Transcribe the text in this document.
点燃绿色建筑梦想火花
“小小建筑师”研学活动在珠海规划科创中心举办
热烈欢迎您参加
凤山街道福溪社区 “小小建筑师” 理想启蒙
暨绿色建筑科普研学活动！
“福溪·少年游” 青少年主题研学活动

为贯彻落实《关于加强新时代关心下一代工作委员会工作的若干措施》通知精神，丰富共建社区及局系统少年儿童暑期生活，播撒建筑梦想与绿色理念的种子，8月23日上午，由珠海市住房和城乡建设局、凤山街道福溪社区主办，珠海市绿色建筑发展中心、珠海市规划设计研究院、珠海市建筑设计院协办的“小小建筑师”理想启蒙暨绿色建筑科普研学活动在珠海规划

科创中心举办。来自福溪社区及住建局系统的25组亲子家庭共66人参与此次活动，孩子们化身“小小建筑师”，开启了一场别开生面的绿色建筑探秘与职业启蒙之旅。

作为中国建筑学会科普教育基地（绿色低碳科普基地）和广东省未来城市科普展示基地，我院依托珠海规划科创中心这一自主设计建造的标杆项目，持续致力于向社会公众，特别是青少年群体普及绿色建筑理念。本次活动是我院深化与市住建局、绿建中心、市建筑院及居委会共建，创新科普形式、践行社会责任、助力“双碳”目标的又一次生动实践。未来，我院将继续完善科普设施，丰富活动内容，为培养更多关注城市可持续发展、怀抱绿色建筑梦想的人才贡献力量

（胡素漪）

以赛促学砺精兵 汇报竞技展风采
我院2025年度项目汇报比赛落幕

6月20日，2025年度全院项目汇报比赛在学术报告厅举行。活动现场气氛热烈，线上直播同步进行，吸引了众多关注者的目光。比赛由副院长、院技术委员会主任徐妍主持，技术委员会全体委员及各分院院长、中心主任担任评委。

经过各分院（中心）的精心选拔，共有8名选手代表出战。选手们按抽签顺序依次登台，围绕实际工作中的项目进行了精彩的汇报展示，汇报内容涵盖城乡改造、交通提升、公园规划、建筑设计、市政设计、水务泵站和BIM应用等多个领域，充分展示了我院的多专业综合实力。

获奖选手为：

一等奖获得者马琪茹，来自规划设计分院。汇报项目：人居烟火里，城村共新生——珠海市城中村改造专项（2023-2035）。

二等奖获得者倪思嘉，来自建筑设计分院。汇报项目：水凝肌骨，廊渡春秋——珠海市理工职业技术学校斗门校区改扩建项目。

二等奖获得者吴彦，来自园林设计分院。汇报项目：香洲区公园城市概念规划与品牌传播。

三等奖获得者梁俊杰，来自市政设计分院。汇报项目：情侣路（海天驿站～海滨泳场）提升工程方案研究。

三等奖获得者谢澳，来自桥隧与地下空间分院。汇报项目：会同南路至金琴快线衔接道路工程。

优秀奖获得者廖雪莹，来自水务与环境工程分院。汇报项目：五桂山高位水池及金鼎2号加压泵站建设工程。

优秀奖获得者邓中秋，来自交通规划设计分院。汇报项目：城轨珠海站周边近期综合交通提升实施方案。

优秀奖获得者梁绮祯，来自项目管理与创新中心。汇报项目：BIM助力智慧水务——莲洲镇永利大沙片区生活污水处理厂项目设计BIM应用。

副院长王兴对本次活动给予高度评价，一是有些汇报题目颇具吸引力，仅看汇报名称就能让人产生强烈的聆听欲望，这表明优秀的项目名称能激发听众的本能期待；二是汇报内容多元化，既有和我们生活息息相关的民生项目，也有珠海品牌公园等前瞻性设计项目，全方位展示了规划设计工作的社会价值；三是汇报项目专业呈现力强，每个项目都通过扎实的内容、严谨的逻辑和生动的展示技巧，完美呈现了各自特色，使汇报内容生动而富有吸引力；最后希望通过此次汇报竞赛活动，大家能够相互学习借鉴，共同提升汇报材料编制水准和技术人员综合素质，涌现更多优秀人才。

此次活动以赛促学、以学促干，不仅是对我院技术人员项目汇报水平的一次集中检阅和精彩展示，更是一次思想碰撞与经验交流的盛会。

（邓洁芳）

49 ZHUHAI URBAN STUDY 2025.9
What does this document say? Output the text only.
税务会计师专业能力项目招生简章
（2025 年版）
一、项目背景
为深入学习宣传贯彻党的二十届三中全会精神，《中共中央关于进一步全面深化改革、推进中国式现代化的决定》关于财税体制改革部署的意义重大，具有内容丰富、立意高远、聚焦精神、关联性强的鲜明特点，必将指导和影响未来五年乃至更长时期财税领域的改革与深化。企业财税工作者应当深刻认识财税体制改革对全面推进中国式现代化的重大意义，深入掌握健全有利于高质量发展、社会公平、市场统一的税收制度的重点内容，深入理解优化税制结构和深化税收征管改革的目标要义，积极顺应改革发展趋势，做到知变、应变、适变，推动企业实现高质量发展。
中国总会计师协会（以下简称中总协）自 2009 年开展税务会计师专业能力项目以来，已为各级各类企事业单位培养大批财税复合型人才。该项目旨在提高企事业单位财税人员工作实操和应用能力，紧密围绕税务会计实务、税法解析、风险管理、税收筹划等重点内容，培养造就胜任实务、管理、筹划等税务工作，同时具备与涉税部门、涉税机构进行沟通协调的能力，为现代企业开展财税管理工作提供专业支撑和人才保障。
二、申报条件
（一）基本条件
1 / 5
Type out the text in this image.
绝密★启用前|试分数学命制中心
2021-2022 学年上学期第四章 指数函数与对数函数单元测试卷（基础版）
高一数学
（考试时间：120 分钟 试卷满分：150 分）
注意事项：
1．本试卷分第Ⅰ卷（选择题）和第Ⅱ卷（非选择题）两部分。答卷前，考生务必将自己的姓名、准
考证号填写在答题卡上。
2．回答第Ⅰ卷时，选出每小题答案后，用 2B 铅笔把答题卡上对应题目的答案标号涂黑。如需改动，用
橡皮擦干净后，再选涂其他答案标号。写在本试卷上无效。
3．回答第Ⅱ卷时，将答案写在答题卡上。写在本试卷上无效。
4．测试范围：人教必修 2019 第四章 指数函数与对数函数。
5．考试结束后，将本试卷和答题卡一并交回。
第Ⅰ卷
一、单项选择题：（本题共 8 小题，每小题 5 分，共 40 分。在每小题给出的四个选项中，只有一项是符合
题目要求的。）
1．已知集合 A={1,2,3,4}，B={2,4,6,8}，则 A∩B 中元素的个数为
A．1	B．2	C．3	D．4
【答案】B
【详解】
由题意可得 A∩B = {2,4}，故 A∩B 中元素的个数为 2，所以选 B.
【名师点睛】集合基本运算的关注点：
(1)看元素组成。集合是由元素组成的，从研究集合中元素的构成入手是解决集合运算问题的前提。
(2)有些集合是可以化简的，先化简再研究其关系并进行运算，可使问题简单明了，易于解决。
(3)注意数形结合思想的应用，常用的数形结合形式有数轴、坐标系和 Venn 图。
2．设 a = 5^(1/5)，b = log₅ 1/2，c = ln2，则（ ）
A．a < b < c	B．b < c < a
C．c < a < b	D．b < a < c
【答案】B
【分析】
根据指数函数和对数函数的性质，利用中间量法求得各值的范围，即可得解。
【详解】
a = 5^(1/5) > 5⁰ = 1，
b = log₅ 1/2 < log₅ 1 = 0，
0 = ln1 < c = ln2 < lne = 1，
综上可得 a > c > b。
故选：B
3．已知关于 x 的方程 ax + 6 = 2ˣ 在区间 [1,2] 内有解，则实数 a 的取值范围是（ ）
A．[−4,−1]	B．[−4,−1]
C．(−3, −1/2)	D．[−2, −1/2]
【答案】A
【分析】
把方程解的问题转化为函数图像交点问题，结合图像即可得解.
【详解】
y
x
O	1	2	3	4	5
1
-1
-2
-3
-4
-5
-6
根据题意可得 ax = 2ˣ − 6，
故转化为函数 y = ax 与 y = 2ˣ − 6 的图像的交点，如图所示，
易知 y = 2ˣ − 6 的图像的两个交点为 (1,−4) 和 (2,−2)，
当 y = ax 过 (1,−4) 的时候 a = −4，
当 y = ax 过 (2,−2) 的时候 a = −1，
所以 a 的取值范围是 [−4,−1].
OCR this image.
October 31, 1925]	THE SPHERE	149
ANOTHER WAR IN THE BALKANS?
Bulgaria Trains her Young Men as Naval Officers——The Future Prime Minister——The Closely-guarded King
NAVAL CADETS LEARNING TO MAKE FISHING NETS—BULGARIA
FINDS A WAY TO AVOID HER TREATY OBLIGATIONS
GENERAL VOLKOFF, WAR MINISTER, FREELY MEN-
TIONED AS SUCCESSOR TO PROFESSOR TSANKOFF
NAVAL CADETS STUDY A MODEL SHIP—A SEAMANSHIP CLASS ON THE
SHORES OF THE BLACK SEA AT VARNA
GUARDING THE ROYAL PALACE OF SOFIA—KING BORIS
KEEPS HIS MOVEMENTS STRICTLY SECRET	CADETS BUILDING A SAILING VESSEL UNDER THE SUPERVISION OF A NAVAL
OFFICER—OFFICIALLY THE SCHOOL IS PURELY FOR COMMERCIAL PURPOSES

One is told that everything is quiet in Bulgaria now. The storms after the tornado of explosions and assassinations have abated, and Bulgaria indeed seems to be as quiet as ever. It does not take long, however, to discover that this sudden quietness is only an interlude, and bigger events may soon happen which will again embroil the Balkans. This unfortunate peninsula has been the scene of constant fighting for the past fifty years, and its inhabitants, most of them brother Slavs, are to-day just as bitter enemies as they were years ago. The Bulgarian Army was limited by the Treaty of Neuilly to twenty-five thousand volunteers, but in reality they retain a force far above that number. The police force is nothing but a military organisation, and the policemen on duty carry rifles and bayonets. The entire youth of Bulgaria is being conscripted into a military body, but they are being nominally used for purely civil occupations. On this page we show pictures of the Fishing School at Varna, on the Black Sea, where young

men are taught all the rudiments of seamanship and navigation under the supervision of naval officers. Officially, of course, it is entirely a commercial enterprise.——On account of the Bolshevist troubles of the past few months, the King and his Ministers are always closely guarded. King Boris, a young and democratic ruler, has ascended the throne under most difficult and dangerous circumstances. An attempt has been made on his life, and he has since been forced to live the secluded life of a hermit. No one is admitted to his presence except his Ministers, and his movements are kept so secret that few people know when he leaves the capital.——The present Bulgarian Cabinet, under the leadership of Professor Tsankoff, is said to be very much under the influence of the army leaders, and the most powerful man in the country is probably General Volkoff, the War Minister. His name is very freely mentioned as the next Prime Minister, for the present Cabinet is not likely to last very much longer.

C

*Exercise description*
Copy out each line of the entries that holds "image".

*Correct output*
Type out the text in this image.
OCR this image.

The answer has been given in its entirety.